= What is being asked =
Write the entries out again. Each one must match exactly.

*** Task data Section Begins ***

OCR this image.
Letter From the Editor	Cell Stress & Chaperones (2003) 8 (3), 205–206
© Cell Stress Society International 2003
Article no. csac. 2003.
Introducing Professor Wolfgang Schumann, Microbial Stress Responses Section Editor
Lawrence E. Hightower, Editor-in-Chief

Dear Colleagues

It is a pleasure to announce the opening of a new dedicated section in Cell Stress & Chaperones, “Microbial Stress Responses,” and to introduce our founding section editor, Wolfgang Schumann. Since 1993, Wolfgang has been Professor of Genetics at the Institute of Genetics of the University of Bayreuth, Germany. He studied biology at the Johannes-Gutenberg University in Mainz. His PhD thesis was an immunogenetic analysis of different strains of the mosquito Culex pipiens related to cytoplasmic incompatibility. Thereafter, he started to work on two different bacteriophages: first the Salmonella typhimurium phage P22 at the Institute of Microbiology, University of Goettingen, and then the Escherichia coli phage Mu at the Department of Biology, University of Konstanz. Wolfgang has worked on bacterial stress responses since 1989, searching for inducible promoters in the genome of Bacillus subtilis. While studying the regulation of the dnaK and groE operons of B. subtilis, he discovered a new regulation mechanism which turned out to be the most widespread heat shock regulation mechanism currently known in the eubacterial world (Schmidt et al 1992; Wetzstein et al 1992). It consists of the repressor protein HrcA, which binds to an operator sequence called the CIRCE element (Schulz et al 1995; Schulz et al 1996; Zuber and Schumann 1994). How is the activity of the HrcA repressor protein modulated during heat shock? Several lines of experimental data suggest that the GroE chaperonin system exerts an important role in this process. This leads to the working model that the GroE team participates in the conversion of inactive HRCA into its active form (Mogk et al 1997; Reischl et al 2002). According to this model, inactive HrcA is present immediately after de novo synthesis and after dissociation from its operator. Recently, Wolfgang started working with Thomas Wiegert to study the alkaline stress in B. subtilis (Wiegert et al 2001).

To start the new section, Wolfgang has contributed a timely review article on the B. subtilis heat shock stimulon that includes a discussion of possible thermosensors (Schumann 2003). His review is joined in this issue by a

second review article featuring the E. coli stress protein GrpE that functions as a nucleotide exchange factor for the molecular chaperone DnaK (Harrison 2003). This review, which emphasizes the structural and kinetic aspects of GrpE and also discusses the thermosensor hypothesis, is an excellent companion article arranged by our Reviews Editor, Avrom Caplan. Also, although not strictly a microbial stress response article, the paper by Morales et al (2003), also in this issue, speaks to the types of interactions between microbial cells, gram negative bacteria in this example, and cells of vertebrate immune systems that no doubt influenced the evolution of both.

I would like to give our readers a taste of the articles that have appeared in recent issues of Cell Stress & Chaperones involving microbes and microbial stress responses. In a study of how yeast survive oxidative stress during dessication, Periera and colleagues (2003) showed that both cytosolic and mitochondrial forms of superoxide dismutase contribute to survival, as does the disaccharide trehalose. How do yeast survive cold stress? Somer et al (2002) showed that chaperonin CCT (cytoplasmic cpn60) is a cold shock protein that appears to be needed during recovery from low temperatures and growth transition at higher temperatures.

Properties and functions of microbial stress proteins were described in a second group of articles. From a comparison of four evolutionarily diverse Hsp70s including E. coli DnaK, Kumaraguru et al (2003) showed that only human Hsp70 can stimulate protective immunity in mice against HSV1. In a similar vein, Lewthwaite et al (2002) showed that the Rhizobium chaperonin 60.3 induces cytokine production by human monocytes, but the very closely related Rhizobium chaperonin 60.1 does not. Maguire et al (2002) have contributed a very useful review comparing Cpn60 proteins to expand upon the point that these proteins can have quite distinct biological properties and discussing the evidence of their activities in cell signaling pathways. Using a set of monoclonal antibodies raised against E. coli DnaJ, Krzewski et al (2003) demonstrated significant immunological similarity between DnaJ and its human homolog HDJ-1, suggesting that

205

*** Task data Section Ends ***

= Answer section =
OCR this image.
Letter From the Editor	Cell Stress & Chaperones (2003) 8 (3), 205–206
© Cell Stress Society International 2003
Article no. csac. 2003.
Introducing Professor Wolfgang Schumann, Microbial Stress Responses Section Editor
Lawrence E. Hightower, Editor-in-Chief

Dear Colleagues

It is a pleasure to announce the opening of a new dedicated section in Cell Stress & Chaperones, “Microbial Stress Responses,” and to introduce our founding section editor, Wolfgang Schumann. Since 1993, Wolfgang has been Professor of Genetics at the Institute of Genetics of the University of Bayreuth, Germany. He studied biology at the Johannes-Gutenberg University in Mainz. His PhD thesis was an immunogenetic analysis of different strains of the mosquito Culex pipiens related to cytoplasmic incompatibility. Thereafter, he started to work on two different bacteriophages: first the Salmonella typhimurium phage P22 at the Institute of Microbiology, University of Goettingen, and then the Escherichia coli phage Mu at the Department of Biology, University of Konstanz. Wolfgang has worked on bacterial stress responses since 1989, searching for inducible promoters in the genome of Bacillus subtilis. While studying the regulation of the dnaK and groE operons of B. subtilis, he discovered a new regulation mechanism which turned out to be the most widespread heat shock regulation mechanism currently known in the eubacterial world (Schmidt et al 1992; Wetzstein et al 1992). It consists of the repressor protein HrcA, which binds to an operator sequence called the CIRCE element (Schulz et al 1995; Schulz et al 1996; Zuber and Schumann 1994). How is the activity of the HrcA repressor protein modulated during heat shock? Several lines of experimental data suggest that the GroE chaperonin system exerts an important role in this process. This leads to the working model that the GroE team participates in the conversion of inactive HRCA into its active form (Mogk et al 1997; Reischl et al 2002). According to this model, inactive HrcA is present immediately after de novo synthesis and after dissociation from its operator. Recently, Wolfgang started working with Thomas Wiegert to study the alkaline stress in B. subtilis (Wiegert et al 2001).

To start the new section, Wolfgang has contributed a timely review article on the B. subtilis heat shock stimulon that includes a discussion of possible thermosensors (Schumann 2003). His review is joined in this issue by a

second review article featuring the E. coli stress protein GrpE that functions as a nucleotide exchange factor for the molecular chaperone DnaK (Harrison 2003). This review, which emphasizes the structural and kinetic aspects of GrpE and also discusses the thermosensor hypothesis, is an excellent companion article arranged by our Reviews Editor, Avrom Caplan. Also, although not strictly a microbial stress response article, the paper by Morales et al (2003), also in this issue, speaks to the types of interactions between microbial cells, gram negative bacteria in this example, and cells of vertebrate immune systems that no doubt influenced the evolution of both.

I would like to give our readers a taste of the articles that have appeared in recent issues of Cell Stress & Chaperones involving microbes and microbial stress responses. In a study of how yeast survive oxidative stress during dessication, Periera and colleagues (2003) showed that both cytosolic and mitochondrial forms of superoxide dismutase contribute to survival, as does the disaccharide trehalose. How do yeast survive cold stress? Somer et al (2002) showed that chaperonin CCT (cytoplasmic cpn60) is a cold shock protein that appears to be needed during recovery from low temperatures and growth transition at higher temperatures.

Properties and functions of microbial stress proteins were described in a second group of articles. From a comparison of four evolutionarily diverse Hsp70s including E. coli DnaK, Kumaraguru et al (2003) showed that only human Hsp70 can stimulate protective immunity in mice against HSV1. In a similar vein, Lewthwaite et al (2002) showed that the Rhizobium chaperonin 60.3 induces cytokine production by human monocytes, but the very closely related Rhizobium chaperonin 60.1 does not. Maguire et al (2002) have contributed a very useful review comparing Cpn60 proteins to expand upon the point that these proteins can have quite distinct biological properties and discussing the evidence of their activities in cell signaling pathways. Using a set of monoclonal antibodies raised against E. coli DnaJ, Krzewski et al (2003) demonstrated significant immunological similarity between DnaJ and its human homolog HDJ-1, suggesting that

205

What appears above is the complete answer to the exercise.